ENTRIES SUPPLIED –
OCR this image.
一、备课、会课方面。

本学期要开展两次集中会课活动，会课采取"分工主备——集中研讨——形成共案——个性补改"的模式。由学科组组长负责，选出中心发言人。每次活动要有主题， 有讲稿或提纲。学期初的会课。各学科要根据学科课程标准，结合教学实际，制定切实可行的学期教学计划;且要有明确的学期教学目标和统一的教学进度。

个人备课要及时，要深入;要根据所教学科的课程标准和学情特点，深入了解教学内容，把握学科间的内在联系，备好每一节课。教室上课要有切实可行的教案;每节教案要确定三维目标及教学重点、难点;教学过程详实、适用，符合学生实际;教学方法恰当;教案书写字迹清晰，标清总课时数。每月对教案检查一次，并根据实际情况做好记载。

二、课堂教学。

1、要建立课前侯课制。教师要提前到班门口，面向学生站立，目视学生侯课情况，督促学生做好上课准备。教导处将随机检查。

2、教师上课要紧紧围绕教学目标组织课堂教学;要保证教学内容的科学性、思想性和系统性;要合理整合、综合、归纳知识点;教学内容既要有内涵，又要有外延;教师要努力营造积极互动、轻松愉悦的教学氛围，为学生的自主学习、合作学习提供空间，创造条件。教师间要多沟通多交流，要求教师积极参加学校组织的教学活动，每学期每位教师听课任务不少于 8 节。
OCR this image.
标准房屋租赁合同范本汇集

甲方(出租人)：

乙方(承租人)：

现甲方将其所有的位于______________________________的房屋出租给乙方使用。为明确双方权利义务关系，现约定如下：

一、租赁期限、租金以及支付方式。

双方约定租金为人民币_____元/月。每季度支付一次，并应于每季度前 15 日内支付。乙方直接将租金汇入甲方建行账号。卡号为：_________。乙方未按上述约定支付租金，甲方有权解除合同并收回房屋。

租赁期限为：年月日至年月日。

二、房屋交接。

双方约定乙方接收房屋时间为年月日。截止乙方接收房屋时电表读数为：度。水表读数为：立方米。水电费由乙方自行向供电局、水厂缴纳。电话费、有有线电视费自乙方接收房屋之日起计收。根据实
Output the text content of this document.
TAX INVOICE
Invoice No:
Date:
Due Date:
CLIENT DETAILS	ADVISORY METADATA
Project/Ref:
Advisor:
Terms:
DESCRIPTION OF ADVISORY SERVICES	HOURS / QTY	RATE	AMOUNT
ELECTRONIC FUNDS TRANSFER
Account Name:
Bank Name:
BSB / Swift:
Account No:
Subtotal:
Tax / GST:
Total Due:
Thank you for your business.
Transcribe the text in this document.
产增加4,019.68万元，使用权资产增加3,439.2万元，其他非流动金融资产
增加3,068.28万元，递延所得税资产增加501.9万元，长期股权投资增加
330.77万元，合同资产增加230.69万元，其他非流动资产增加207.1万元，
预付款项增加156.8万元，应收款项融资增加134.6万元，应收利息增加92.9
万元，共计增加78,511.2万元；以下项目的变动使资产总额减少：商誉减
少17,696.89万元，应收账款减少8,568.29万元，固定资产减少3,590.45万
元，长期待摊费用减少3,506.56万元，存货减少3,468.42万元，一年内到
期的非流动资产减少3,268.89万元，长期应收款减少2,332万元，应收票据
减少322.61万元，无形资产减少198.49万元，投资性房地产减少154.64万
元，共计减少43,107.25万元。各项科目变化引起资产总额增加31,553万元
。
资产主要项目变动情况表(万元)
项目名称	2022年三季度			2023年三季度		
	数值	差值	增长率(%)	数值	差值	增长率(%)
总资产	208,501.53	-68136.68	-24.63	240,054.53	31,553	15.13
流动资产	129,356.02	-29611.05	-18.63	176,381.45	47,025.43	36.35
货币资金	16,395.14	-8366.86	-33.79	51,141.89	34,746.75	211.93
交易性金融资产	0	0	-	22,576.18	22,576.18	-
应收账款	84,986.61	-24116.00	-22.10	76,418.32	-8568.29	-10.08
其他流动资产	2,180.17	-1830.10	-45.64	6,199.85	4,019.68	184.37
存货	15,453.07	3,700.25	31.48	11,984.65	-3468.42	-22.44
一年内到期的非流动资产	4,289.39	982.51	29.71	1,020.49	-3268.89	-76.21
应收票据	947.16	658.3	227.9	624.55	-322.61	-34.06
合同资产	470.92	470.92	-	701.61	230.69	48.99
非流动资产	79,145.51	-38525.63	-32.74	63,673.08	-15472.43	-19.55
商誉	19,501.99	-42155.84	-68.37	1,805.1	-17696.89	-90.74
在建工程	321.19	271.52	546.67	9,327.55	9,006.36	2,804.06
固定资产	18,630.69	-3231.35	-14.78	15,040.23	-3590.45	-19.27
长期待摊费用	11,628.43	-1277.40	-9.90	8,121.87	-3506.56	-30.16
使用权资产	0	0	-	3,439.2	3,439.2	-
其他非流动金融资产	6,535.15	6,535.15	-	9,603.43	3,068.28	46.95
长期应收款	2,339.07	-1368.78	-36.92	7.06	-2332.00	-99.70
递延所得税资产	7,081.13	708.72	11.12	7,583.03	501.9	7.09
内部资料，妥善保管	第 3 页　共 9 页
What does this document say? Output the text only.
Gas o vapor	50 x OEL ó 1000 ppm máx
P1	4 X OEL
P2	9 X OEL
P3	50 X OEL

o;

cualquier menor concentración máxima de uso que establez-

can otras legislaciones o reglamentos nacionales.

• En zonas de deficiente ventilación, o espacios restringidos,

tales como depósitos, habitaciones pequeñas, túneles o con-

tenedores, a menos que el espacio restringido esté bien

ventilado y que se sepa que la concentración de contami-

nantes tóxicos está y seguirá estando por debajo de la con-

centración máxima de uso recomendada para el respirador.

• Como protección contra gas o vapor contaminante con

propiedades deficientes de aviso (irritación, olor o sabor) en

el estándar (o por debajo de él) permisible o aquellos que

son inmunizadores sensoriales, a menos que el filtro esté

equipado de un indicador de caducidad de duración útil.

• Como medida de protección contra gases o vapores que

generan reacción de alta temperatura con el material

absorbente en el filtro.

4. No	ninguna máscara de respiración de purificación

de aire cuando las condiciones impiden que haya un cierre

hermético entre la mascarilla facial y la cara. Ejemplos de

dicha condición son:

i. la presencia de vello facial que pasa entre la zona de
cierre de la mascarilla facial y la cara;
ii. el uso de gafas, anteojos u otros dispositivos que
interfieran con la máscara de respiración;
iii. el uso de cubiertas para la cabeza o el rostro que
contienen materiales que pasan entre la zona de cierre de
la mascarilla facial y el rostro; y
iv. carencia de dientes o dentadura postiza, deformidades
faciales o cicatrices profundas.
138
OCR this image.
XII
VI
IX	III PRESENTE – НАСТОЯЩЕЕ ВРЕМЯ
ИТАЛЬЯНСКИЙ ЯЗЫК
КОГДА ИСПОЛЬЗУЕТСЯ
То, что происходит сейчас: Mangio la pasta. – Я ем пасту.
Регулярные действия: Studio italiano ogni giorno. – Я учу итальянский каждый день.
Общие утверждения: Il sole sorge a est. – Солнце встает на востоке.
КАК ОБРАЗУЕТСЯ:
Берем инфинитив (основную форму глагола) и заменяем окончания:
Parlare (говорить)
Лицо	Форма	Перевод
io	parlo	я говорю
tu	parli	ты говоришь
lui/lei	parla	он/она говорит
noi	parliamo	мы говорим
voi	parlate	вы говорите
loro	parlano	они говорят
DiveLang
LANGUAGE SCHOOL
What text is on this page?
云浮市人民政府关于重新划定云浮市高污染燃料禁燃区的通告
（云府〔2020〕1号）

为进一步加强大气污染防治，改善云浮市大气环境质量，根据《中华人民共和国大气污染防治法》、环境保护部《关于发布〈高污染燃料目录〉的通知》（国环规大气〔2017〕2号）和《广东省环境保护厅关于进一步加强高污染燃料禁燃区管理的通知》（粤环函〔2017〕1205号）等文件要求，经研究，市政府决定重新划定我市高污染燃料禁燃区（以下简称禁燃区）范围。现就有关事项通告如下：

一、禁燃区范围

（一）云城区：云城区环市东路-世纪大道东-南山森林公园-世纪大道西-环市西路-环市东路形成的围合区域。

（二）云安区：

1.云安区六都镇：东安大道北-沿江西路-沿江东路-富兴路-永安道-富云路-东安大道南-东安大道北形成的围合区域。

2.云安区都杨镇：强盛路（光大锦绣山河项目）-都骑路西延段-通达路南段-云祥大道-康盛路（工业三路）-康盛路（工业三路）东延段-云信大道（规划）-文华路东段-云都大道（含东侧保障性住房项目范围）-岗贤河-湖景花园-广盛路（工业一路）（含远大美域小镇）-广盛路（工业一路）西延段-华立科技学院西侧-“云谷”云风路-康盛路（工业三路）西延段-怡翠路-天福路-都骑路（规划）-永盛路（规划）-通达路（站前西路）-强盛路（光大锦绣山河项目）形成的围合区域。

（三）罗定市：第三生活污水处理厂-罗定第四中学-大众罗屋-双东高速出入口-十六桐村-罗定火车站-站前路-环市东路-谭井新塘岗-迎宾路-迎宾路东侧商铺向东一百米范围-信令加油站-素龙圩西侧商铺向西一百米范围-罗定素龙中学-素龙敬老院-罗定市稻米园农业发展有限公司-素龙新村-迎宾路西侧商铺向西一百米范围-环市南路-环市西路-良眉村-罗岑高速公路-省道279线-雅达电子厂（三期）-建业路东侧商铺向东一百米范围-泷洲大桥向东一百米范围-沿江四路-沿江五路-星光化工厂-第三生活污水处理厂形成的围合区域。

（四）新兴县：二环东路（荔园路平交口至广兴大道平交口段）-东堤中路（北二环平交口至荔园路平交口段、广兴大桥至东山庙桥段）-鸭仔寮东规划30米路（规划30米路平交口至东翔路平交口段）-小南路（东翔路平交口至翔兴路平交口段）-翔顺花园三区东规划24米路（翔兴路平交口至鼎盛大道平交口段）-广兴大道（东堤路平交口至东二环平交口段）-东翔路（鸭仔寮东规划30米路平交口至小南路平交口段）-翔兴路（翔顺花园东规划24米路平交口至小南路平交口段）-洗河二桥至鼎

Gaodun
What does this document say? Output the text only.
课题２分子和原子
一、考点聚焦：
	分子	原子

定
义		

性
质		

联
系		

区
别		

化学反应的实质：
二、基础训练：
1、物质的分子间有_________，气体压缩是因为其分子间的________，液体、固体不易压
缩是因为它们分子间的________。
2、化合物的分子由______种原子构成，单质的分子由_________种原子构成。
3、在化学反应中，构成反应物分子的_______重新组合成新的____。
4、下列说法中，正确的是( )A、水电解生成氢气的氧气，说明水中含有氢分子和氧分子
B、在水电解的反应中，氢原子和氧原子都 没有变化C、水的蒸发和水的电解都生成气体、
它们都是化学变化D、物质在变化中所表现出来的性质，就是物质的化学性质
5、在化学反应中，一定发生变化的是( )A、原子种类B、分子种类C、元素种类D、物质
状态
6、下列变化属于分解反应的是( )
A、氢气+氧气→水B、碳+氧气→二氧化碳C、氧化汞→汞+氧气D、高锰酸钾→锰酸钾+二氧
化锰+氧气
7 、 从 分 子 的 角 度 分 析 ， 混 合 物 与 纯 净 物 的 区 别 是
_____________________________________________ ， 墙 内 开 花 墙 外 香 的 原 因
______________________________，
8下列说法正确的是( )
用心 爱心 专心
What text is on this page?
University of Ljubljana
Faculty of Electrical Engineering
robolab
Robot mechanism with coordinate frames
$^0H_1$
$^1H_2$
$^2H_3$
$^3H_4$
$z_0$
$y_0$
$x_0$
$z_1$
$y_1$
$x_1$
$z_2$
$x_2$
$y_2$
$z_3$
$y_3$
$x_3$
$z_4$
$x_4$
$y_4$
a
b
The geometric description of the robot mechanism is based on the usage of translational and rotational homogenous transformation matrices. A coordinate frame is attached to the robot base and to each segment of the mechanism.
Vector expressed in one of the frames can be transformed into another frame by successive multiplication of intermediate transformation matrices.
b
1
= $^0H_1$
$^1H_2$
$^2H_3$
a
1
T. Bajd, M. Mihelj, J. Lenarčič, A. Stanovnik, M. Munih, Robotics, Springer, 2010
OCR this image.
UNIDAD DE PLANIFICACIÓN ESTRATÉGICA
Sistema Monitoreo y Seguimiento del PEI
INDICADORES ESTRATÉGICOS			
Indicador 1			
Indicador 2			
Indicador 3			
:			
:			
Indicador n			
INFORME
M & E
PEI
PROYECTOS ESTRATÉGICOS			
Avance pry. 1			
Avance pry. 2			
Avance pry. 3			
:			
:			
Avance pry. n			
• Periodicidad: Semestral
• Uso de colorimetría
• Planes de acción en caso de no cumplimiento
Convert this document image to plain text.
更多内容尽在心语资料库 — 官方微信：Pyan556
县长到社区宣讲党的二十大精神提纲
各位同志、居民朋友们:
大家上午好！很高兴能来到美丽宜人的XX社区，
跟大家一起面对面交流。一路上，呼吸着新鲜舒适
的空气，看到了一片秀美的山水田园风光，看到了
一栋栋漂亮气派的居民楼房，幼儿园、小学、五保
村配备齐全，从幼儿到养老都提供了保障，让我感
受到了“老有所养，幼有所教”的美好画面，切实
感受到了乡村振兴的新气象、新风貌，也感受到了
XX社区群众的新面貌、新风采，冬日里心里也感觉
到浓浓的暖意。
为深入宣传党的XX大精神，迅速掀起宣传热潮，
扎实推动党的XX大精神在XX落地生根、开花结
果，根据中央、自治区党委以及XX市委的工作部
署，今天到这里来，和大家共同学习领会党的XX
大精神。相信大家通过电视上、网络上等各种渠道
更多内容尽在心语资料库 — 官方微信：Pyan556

EXERCISE REQUIREMENTS –
Copy every line of the listing that includes the string "menos".

CORRECT OUTPUT –
tenedores, a menos que el espacio restringido esté bien
son inmunizadores sensoriales, a menos que el filtro esté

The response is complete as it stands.